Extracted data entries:
+ + + + + + +

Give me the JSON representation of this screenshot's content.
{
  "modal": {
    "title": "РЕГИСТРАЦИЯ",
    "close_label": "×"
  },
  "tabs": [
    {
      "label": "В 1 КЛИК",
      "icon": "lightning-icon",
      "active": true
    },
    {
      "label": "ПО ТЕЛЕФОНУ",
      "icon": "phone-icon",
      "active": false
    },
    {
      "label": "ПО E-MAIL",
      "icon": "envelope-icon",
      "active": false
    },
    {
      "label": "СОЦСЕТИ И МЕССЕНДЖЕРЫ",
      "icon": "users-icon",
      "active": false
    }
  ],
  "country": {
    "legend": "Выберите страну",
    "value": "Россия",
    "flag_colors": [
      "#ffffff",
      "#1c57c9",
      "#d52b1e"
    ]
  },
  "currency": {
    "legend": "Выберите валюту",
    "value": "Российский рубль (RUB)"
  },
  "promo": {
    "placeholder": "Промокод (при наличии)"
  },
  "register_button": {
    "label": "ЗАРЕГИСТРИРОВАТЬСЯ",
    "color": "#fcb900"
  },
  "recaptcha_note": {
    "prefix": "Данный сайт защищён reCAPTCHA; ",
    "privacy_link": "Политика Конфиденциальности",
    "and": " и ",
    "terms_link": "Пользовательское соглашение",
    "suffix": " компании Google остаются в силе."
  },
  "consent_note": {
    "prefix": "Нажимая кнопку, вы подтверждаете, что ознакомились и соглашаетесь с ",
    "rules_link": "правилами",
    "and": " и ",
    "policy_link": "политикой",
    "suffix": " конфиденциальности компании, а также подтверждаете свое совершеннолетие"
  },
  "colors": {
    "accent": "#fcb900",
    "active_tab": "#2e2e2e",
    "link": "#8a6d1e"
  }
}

+ + + + + + +

- [Problem]:
Reproduce every line above without error.

- [In response]:
Give me the JSON representation of this screenshot's content.
{
  "modal": {
    "title": "РЕГИСТРАЦИЯ",
    "close_label": "×"
  },
  "tabs": [
    {
      "label": "В 1 КЛИК",
      "icon": "lightning-icon",
      "active": true
    },
    {
      "label": "ПО ТЕЛЕФОНУ",
      "icon": "phone-icon",
      "active": false
    },
    {
      "label": "ПО E-MAIL",
      "icon": "envelope-icon",
      "active": false
    },
    {
      "label": "СОЦСЕТИ И МЕССЕНДЖЕРЫ",
      "icon": "users-icon",
      "active": false
    }
  ],
  "country": {
    "legend": "Выберите страну",
    "value": "Россия",
    "flag_colors": [
      "#ffffff",
      "#1c57c9",
      "#d52b1e"
    ]
  },
  "currency": {
    "legend": "Выберите валюту",
    "value": "Российский рубль (RUB)"
  },
  "promo": {
    "placeholder": "Промокод (при наличии)"
  },
  "register_button": {
    "label": "ЗАРЕГИСТРИРОВАТЬСЯ",
    "color": "#fcb900"
  },
  "recaptcha_note": {
    "prefix": "Данный сайт защищён reCAPTCHA; ",
    "privacy_link": "Политика Конфиденциальности",
    "and": " и ",
    "terms_link": "Пользовательское соглашение",
    "suffix": " компании Google остаются в силе."
  },
  "consent_note": {
    "prefix": "Нажимая кнопку, вы подтверждаете, что ознакомились и соглашаетесь с ",
    "rules_link": "правилами",
    "and": " и ",
    "policy_link": "политикой",
    "suffix": " конфиденциальности компании, а также подтверждаете свое совершеннолетие"
  },
  "colors": {
    "accent": "#fcb900",
    "active_tab": "#2e2e2e",
    "link": "#8a6d1e"
  }
}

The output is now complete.